+++ Available data
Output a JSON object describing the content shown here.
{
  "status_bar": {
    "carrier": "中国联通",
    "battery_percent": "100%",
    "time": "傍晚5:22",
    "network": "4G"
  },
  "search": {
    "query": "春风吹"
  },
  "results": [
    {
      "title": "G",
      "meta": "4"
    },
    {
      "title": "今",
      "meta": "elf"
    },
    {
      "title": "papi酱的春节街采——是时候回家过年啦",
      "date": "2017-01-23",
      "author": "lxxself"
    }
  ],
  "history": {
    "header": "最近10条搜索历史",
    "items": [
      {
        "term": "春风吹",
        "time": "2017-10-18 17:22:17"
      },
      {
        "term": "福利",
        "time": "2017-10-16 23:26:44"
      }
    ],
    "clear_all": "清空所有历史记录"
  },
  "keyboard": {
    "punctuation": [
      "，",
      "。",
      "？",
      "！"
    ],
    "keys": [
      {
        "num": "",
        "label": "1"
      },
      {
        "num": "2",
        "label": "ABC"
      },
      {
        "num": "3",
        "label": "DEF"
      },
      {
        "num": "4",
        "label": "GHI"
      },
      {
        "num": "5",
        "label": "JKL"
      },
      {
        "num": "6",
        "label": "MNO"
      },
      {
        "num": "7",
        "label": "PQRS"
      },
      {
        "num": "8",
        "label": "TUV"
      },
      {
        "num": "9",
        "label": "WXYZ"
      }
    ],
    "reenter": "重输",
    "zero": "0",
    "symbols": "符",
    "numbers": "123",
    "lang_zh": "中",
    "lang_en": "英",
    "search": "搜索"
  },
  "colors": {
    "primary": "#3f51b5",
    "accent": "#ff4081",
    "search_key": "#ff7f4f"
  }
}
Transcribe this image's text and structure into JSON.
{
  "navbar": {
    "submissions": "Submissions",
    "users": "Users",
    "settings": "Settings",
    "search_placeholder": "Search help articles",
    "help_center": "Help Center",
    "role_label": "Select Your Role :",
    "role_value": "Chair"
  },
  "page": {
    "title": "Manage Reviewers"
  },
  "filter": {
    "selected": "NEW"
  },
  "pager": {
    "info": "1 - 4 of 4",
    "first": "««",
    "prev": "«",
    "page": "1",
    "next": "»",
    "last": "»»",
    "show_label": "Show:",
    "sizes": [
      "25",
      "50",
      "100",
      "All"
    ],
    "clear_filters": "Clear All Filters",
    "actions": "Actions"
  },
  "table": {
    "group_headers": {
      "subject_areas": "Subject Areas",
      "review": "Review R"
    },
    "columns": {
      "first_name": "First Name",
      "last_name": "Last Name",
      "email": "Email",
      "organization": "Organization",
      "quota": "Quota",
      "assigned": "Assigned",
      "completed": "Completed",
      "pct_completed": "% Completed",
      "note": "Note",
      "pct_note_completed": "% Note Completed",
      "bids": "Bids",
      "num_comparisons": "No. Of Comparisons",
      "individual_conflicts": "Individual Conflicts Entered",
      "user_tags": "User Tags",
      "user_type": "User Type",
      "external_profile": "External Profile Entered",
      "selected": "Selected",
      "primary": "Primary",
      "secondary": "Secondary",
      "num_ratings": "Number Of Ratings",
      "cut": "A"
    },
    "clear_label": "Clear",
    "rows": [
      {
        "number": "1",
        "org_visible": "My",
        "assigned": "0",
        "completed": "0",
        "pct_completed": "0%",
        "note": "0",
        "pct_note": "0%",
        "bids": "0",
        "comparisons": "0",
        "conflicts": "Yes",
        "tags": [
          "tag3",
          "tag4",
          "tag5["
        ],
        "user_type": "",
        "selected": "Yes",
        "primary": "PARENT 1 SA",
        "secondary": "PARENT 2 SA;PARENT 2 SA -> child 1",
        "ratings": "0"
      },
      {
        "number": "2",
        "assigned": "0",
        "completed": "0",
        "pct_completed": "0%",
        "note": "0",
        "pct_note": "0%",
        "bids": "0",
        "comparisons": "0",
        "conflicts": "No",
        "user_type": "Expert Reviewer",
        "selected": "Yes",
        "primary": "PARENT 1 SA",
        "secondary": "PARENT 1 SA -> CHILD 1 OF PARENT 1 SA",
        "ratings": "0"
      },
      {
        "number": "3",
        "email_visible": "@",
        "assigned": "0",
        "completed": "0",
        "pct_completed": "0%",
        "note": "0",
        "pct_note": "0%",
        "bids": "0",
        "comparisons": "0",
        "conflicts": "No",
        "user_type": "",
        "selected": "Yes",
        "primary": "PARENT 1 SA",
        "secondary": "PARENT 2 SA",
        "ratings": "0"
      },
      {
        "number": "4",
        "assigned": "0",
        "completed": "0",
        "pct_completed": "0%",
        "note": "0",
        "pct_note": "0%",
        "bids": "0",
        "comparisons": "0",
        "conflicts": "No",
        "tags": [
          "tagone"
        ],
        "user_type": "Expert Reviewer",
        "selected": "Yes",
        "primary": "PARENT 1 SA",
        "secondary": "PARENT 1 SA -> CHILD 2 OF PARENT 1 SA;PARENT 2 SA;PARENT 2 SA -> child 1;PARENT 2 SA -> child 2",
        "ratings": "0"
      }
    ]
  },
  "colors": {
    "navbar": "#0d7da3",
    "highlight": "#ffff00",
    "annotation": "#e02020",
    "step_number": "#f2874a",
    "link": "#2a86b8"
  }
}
++++++
# Objective
Please repeat the listing above in full and exactly.

# Exercise solution
Output a JSON object describing the content shown here.
{
  "status_bar": {
    "carrier": "中国联通",
    "battery_percent": "100%",
    "time": "傍晚5:22",
    "network": "4G"
  },
  "search": {
    "query": "春风吹"
  },
  "results": [
    {
      "title": "G",
      "meta": "4"
    },
    {
      "title": "今",
      "meta": "elf"
    },
    {
      "title": "papi酱的春节街采——是时候回家过年啦",
      "date": "2017-01-23",
      "author": "lxxself"
    }
  ],
  "history": {
    "header": "最近10条搜索历史",
    "items": [
      {
        "term": "春风吹",
        "time": "2017-10-18 17:22:17"
      },
      {
        "term": "福利",
        "time": "2017-10-16 23:26:44"
      }
    ],
    "clear_all": "清空所有历史记录"
  },
  "keyboard": {
    "punctuation": [
      "，",
      "。",
      "？",
      "！"
    ],
    "keys": [
      {
        "num": "",
        "label": "1"
      },
      {
        "num": "2",
        "label": "ABC"
      },
      {
        "num": "3",
        "label": "DEF"
      },
      {
        "num": "4",
        "label": "GHI"
      },
      {
        "num": "5",
        "label": "JKL"
      },
      {
        "num": "6",
        "label": "MNO"
      },
      {
        "num": "7",
        "label": "PQRS"
      },
      {
        "num": "8",
        "label": "TUV"
      },
      {
        "num": "9",
        "label": "WXYZ"
      }
    ],
    "reenter": "重输",
    "zero": "0",
    "symbols": "符",
    "numbers": "123",
    "lang_zh": "中",
    "lang_en": "英",
    "search": "搜索"
  },
  "colors": {
    "primary": "#3f51b5",
    "accent": "#ff4081",
    "search_key": "#ff7f4f"
  }
}
Transcribe this image's text and structure into JSON.
{
  "navbar": {
    "submissions": "Submissions",
    "users": "Users",
    "settings": "Settings",
    "search_placeholder": "Search help articles",
    "help_center": "Help Center",
    "role_label": "Select Your Role :",
    "role_value": "Chair"
  },
  "page": {
    "title": "Manage Reviewers"
  },
  "filter": {
    "selected": "NEW"
  },
  "pager": {
    "info": "1 - 4 of 4",
    "first": "««",
    "prev": "«",
    "page": "1",
    "next": "»",
    "last": "»»",
    "show_label": "Show:",
    "sizes": [
      "25",
      "50",
      "100",
      "All"
    ],
    "clear_filters": "Clear All Filters",
    "actions": "Actions"
  },
  "table": {
    "group_headers": {
      "subject_areas": "Subject Areas",
      "review": "Review R"
    },
    "columns": {
      "first_name": "First Name",
      "last_name": "Last Name",
      "email": "Email",
      "organization": "Organization",
      "quota": "Quota",
      "assigned": "Assigned",
      "completed": "Completed",
      "pct_completed": "% Completed",
      "note": "Note",
      "pct_note_completed": "% Note Completed",
      "bids": "Bids",
      "num_comparisons": "No. Of Comparisons",
      "individual_conflicts": "Individual Conflicts Entered",
      "user_tags": "User Tags",
      "user_type": "User Type",
      "external_profile": "External Profile Entered",
      "selected": "Selected",
      "primary": "Primary",
      "secondary": "Secondary",
      "num_ratings": "Number Of Ratings",
      "cut": "A"
    },
    "clear_label": "Clear",
    "rows": [
      {
        "number": "1",
        "org_visible": "My",
        "assigned": "0",
        "completed": "0",
        "pct_completed": "0%",
        "note": "0",
        "pct_note": "0%",
        "bids": "0",
        "comparisons": "0",
        "conflicts": "Yes",
        "tags": [
          "tag3",
          "tag4",
          "tag5["
        ],
        "user_type": "",
        "selected": "Yes",
        "primary": "PARENT 1 SA",
        "secondary": "PARENT 2 SA;PARENT 2 SA -> child 1",
        "ratings": "0"
      },
      {
        "number": "2",
        "assigned": "0",
        "completed": "0",
        "pct_completed": "0%",
        "note": "0",
        "pct_note": "0%",
        "bids": "0",
        "comparisons": "0",
        "conflicts": "No",
        "user_type": "Expert Reviewer",
        "selected": "Yes",
        "primary": "PARENT 1 SA",
        "secondary": "PARENT 1 SA -> CHILD 1 OF PARENT 1 SA",
        "ratings": "0"
      },
      {
        "number": "3",
        "email_visible": "@",
        "assigned": "0",
        "completed": "0",
        "pct_completed": "0%",
        "note": "0",
        "pct_note": "0%",
        "bids": "0",
        "comparisons": "0",
        "conflicts": "No",
        "user_type": "",
        "selected": "Yes",
        "primary": "PARENT 1 SA",
        "secondary": "PARENT 2 SA",
        "ratings": "0"
      },
      {
        "number": "4",
        "assigned": "0",
        "completed": "0",
        "pct_completed": "0%",
        "note": "0",
        "pct_note": "0%",
        "bids": "0",
        "comparisons": "0",
        "conflicts": "No",
        "tags": [
          "tagone"
        ],
        "user_type": "Expert Reviewer",
        "selected": "Yes",
        "primary": "PARENT 1 SA",
        "secondary": "PARENT 1 SA -> CHILD 2 OF PARENT 1 SA;PARENT 2 SA;PARENT 2 SA -> child 1;PARENT 2 SA -> child 2",
        "ratings": "0"
      }
    ]
  },
  "colors": {
    "navbar": "#0d7da3",
    "highlight": "#ffff00",
    "annotation": "#e02020",
    "step_number": "#f2874a",
    "link": "#2a86b8"
  }
}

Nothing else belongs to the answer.